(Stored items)

-- start --

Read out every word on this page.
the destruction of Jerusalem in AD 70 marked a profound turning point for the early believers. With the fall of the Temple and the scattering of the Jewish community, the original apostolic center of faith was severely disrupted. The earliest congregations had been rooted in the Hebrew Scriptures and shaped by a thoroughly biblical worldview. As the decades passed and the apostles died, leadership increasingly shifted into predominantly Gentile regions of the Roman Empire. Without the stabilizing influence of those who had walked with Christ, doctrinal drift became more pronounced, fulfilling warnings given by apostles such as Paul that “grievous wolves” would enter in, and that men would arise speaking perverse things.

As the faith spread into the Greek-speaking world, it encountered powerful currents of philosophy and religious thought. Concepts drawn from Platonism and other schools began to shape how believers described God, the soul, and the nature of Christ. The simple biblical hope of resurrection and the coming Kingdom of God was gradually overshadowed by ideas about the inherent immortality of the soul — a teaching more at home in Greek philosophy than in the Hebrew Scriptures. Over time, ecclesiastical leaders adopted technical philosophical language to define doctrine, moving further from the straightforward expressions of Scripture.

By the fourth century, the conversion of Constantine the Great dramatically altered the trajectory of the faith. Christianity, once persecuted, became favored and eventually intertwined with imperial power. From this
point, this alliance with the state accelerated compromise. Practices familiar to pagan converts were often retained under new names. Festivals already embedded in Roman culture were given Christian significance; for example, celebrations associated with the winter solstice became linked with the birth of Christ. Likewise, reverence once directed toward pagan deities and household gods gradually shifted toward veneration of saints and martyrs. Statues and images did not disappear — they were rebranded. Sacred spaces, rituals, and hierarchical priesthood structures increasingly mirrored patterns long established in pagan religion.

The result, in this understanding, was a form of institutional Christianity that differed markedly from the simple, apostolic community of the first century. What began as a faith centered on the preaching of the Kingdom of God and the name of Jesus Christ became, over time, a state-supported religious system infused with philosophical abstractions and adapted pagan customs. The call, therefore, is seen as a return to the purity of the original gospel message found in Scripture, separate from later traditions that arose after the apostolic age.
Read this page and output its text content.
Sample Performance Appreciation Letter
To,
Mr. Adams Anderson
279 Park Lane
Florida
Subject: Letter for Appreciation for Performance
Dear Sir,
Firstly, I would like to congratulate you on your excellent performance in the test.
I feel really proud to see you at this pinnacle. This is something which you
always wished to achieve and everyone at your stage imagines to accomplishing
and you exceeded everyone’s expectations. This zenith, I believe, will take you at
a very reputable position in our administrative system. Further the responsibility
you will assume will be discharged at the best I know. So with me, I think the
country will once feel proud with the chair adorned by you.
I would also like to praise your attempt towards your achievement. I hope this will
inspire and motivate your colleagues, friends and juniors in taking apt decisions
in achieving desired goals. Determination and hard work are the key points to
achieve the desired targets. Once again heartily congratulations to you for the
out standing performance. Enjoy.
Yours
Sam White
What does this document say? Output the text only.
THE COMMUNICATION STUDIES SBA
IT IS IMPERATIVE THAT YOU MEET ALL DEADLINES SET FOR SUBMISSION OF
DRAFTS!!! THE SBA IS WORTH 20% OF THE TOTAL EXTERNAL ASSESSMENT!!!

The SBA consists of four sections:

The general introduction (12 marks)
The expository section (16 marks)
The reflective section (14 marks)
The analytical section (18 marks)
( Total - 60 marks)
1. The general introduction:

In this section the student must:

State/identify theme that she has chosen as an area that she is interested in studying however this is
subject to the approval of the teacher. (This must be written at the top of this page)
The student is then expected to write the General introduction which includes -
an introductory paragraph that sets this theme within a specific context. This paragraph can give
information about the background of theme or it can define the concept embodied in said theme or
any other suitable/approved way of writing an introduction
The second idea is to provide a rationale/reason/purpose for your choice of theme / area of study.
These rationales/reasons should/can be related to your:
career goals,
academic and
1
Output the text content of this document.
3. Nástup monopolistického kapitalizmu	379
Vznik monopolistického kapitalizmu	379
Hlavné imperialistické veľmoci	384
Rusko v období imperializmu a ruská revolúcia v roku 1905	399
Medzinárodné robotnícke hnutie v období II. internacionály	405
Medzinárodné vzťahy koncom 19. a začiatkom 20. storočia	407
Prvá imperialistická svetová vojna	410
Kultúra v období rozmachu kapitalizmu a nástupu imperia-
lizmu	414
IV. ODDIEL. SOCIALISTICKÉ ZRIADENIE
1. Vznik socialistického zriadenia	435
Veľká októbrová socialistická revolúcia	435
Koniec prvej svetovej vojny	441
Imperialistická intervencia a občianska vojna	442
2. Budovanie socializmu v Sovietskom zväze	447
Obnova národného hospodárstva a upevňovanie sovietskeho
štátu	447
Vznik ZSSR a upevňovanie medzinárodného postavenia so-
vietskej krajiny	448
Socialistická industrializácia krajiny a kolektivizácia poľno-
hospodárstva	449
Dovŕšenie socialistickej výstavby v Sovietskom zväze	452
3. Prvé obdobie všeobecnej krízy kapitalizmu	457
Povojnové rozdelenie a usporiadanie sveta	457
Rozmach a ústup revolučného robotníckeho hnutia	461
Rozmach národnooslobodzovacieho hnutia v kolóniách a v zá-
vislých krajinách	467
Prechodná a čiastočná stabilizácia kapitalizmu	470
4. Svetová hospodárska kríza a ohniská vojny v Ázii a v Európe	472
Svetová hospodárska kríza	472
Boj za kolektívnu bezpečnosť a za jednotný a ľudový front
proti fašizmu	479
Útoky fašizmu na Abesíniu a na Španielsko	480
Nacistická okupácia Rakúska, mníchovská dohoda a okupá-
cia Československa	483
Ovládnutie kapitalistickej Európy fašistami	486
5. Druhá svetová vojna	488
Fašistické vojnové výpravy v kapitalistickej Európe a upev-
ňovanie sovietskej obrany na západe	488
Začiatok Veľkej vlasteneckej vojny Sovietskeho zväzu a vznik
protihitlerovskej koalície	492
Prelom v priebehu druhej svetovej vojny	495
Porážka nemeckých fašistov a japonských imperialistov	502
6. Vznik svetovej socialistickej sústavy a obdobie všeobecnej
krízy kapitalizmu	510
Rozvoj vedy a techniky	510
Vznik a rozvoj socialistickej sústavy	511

-- end --

■ **THE TASK**
Look through the entries above for the word "Európe". Copy every line where it shows up.

■ **SOLUTION TO THIS EXERCISE**
4. Svetová hospodárska kríza a ohniská vojny v Ázii a v Európe	472
Fašistické vojnové výpravy v kapitalistickej Európe a upev-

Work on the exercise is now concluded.